Exercise directions
Going through the material below, please gather all lines with the word "JSON" in them.

Items listed in a dataset
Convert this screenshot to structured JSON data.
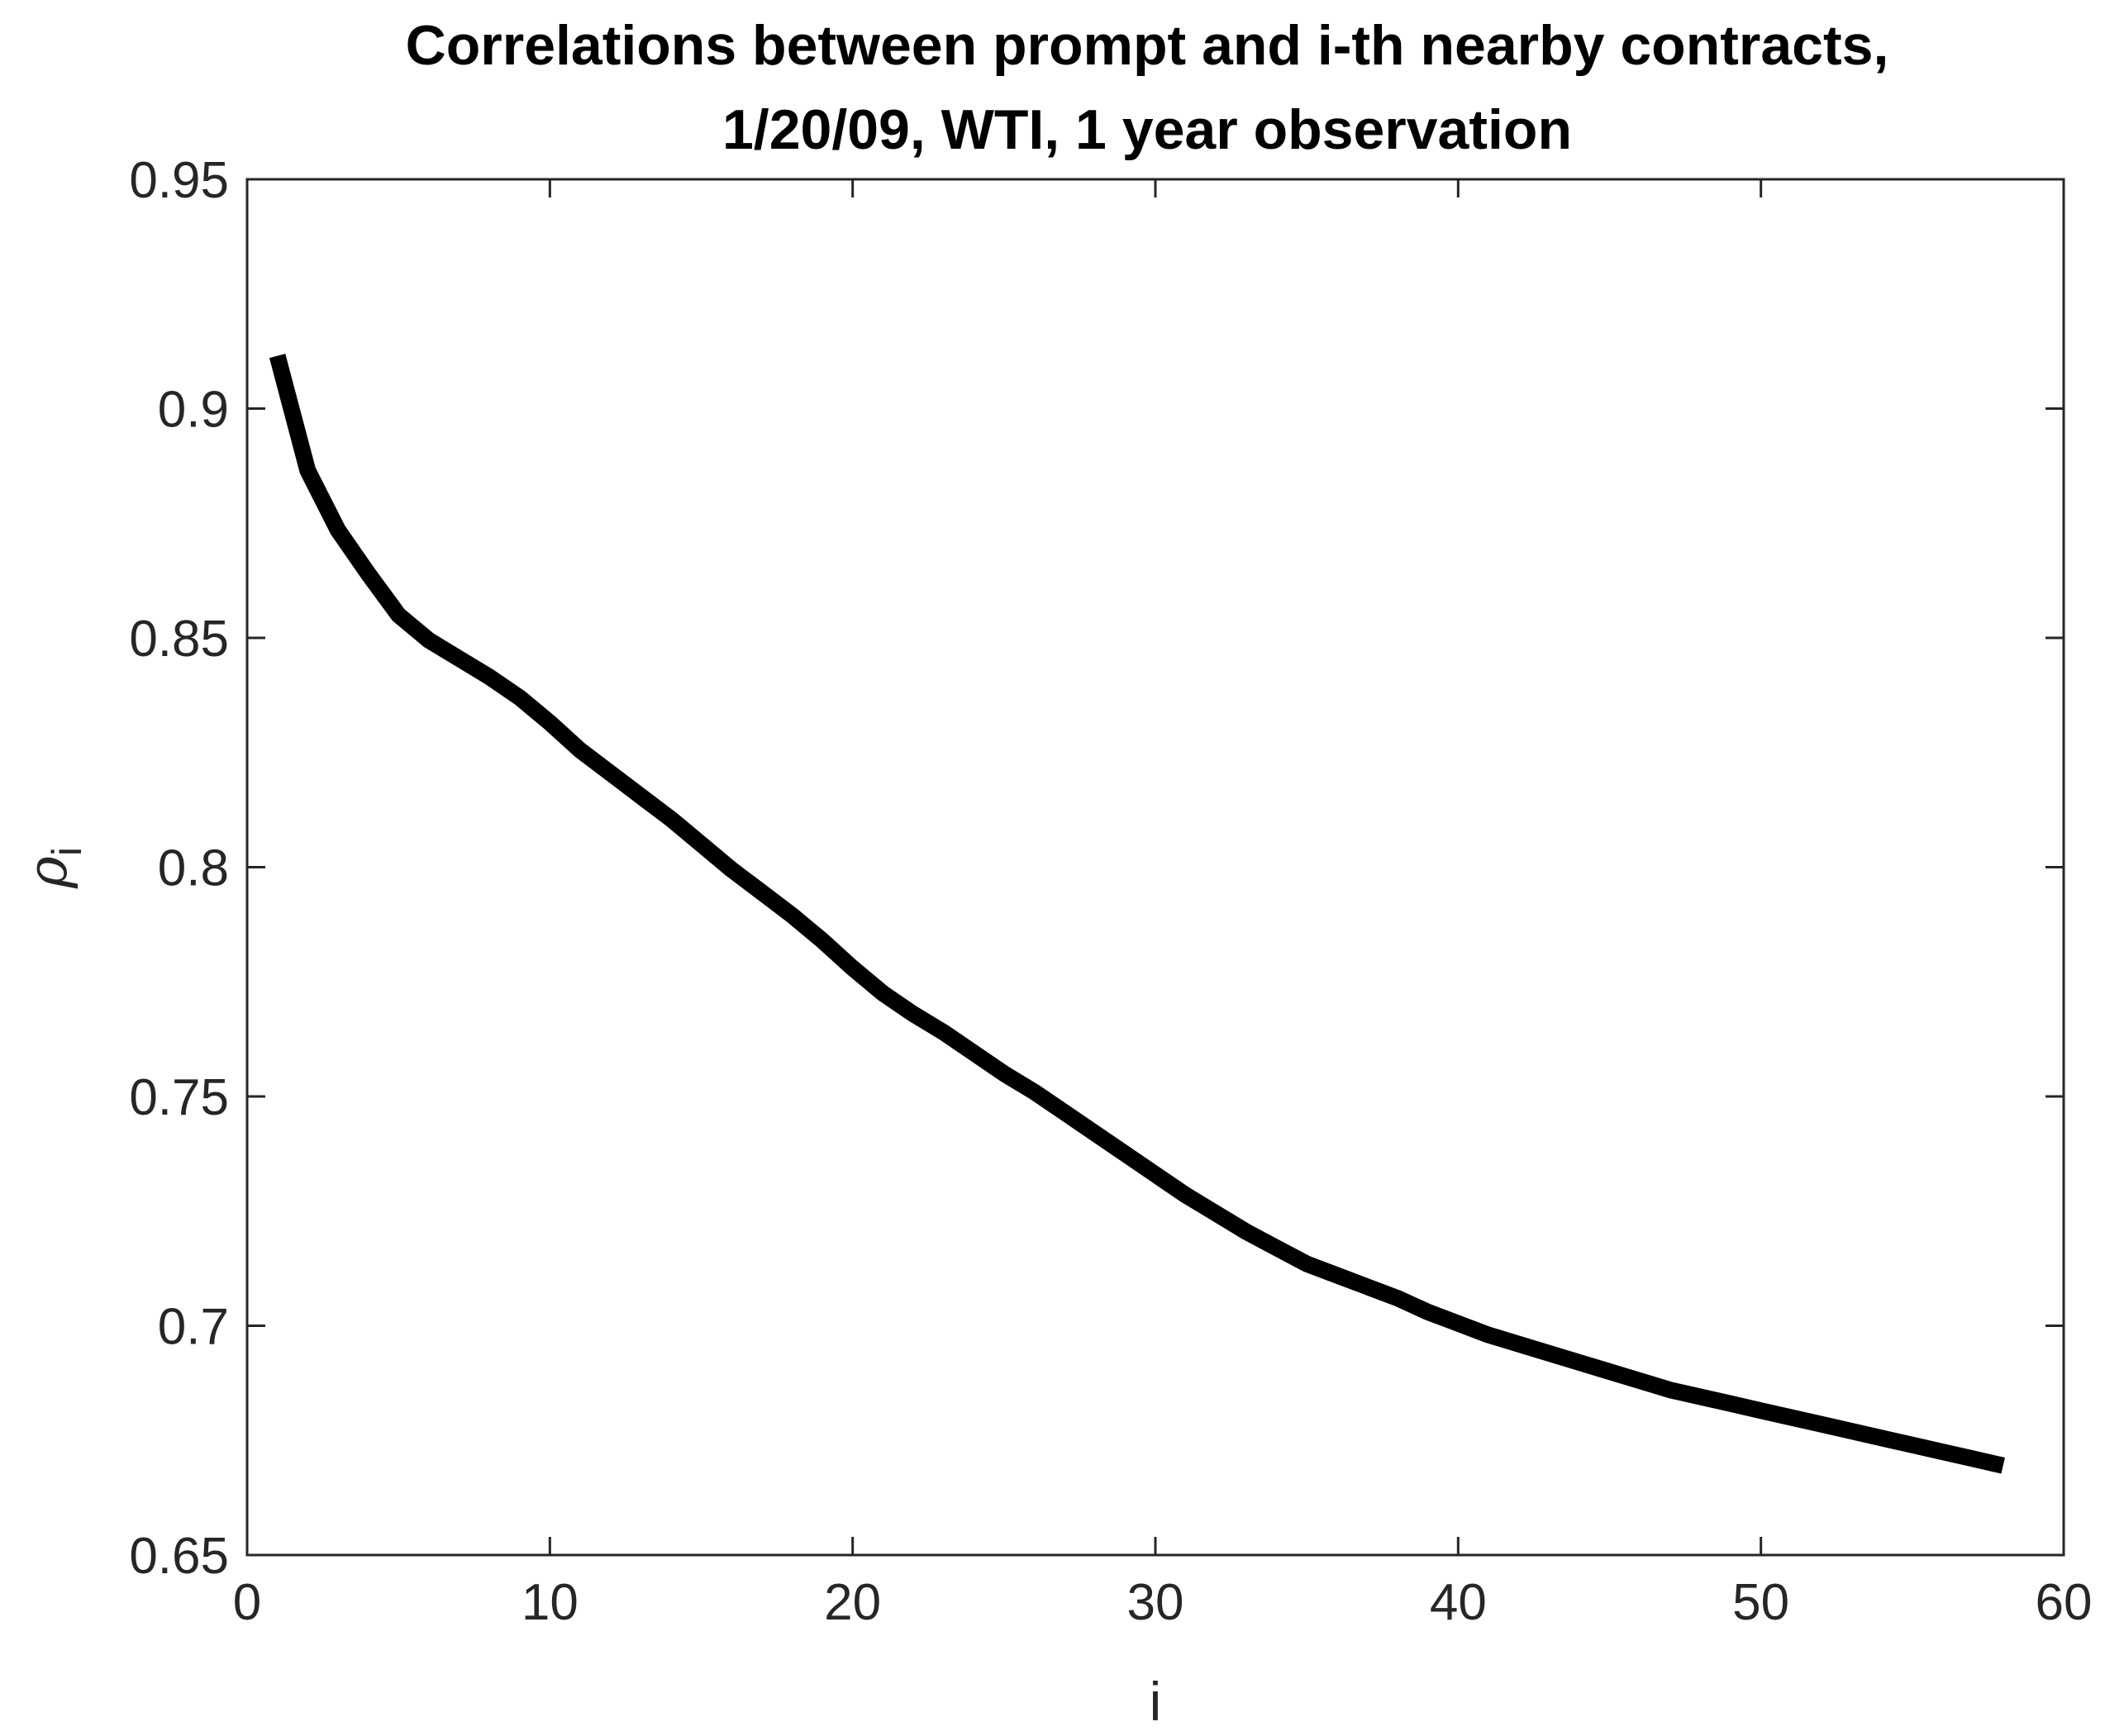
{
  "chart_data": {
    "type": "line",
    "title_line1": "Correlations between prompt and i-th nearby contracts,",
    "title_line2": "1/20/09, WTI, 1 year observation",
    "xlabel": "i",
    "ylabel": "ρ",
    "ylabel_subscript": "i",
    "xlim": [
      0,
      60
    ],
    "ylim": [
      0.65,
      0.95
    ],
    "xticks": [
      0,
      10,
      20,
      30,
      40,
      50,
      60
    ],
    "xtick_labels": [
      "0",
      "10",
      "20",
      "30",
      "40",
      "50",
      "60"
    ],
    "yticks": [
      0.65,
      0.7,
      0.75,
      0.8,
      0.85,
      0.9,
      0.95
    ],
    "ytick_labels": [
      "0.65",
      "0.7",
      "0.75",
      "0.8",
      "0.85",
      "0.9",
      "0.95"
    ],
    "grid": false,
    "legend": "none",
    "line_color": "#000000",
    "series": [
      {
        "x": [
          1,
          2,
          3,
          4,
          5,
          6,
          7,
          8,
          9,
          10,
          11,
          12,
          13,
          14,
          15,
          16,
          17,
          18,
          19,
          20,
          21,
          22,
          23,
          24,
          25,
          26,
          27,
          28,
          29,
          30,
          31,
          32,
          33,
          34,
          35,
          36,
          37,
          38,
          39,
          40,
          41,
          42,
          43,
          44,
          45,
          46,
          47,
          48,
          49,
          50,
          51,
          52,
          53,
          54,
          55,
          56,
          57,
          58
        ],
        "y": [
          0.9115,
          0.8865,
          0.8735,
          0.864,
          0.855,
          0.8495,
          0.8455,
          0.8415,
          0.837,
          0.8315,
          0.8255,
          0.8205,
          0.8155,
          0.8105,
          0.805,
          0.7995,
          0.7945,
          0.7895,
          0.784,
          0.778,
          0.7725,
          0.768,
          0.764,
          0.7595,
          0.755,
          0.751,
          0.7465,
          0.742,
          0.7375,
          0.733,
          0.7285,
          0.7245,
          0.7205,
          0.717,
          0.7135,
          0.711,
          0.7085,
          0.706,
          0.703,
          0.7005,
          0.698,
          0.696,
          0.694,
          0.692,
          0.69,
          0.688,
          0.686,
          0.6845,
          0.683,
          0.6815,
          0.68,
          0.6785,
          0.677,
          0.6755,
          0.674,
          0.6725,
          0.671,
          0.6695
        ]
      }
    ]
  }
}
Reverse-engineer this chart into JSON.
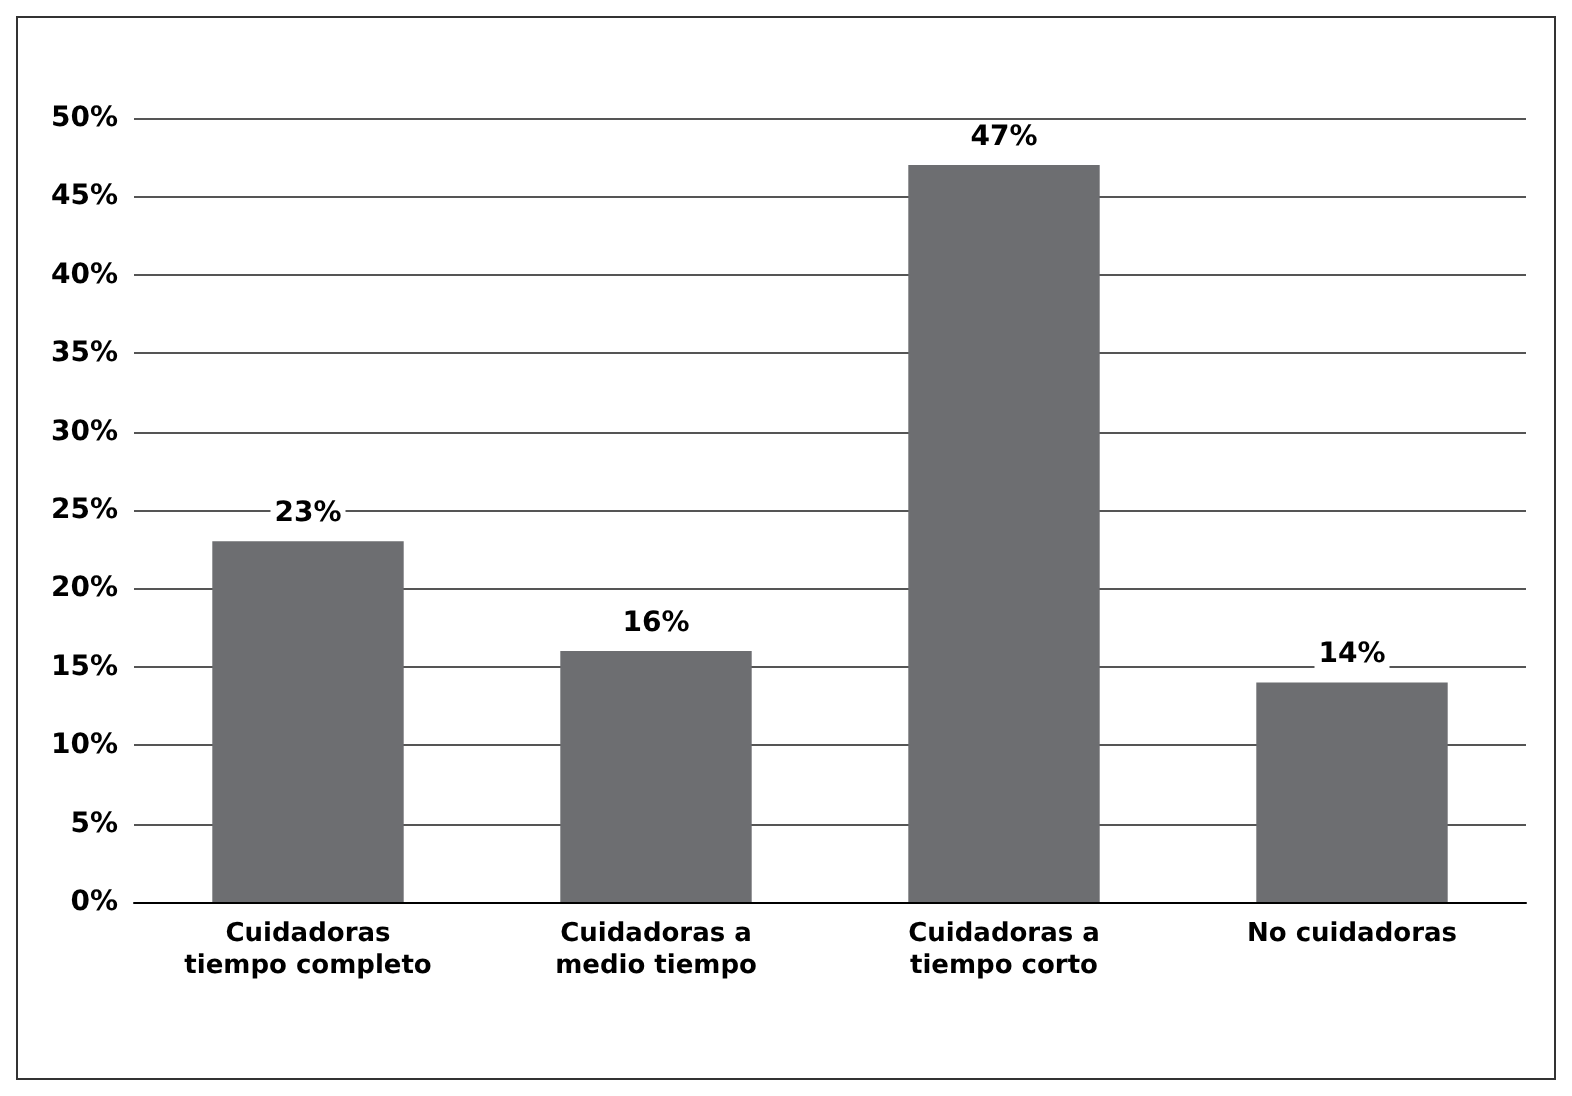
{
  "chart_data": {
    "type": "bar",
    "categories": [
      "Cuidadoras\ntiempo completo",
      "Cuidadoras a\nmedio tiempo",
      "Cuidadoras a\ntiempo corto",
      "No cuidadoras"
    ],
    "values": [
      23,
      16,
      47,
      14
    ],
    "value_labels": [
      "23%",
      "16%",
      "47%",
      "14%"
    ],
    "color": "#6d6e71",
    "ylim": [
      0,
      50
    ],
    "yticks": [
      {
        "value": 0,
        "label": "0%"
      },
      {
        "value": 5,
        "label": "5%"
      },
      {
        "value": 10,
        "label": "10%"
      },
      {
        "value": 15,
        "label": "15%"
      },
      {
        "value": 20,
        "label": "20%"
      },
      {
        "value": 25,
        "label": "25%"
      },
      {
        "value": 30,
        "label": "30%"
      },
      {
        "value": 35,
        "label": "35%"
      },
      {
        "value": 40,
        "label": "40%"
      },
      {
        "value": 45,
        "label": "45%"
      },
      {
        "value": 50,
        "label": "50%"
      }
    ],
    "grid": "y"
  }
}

Solution for this exercise
Convert this screenshot to structured JSON data.
Reverse-engineer this chart into JSON.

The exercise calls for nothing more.